> INSTRUCTIONS FOR THE TASK:
Reproduce every entry in the listing without alteration.

> DATA RECORDS:
##############################

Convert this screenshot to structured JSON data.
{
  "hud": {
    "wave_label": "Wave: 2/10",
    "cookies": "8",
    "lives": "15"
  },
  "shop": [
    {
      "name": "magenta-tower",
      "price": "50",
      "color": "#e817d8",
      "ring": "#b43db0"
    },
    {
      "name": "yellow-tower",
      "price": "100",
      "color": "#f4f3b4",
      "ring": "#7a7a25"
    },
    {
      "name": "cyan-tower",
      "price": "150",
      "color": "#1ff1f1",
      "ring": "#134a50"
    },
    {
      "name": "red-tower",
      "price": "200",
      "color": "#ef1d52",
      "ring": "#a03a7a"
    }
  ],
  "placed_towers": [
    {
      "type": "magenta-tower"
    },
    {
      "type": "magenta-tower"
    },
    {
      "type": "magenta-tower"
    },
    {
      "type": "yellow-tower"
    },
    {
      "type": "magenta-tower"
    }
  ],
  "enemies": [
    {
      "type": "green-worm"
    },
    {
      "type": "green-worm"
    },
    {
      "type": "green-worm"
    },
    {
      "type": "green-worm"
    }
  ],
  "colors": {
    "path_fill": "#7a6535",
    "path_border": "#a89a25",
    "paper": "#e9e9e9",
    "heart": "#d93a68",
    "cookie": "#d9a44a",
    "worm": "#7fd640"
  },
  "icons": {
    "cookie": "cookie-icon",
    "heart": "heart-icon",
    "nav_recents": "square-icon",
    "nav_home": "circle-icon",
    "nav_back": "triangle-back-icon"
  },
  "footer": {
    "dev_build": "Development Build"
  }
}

##############################

> IN RESPONSE:
Convert this screenshot to structured JSON data.
{
  "hud": {
    "wave_label": "Wave: 2/10",
    "cookies": "8",
    "lives": "15"
  },
  "shop": [
    {
      "name": "magenta-tower",
      "price": "50",
      "color": "#e817d8",
      "ring": "#b43db0"
    },
    {
      "name": "yellow-tower",
      "price": "100",
      "color": "#f4f3b4",
      "ring": "#7a7a25"
    },
    {
      "name": "cyan-tower",
      "price": "150",
      "color": "#1ff1f1",
      "ring": "#134a50"
    },
    {
      "name": "red-tower",
      "price": "200",
      "color": "#ef1d52",
      "ring": "#a03a7a"
    }
  ],
  "placed_towers": [
    {
      "type": "magenta-tower"
    },
    {
      "type": "magenta-tower"
    },
    {
      "type": "magenta-tower"
    },
    {
      "type": "yellow-tower"
    },
    {
      "type": "magenta-tower"
    }
  ],
  "enemies": [
    {
      "type": "green-worm"
    },
    {
      "type": "green-worm"
    },
    {
      "type": "green-worm"
    },
    {
      "type": "green-worm"
    }
  ],
  "colors": {
    "path_fill": "#7a6535",
    "path_border": "#a89a25",
    "paper": "#e9e9e9",
    "heart": "#d93a68",
    "cookie": "#d9a44a",
    "worm": "#7fd640"
  },
  "icons": {
    "cookie": "cookie-icon",
    "heart": "heart-icon",
    "nav_recents": "square-icon",
    "nav_home": "circle-icon",
    "nav_back": "triangle-back-icon"
  },
  "footer": {
    "dev_build": "Development Build"
  }
}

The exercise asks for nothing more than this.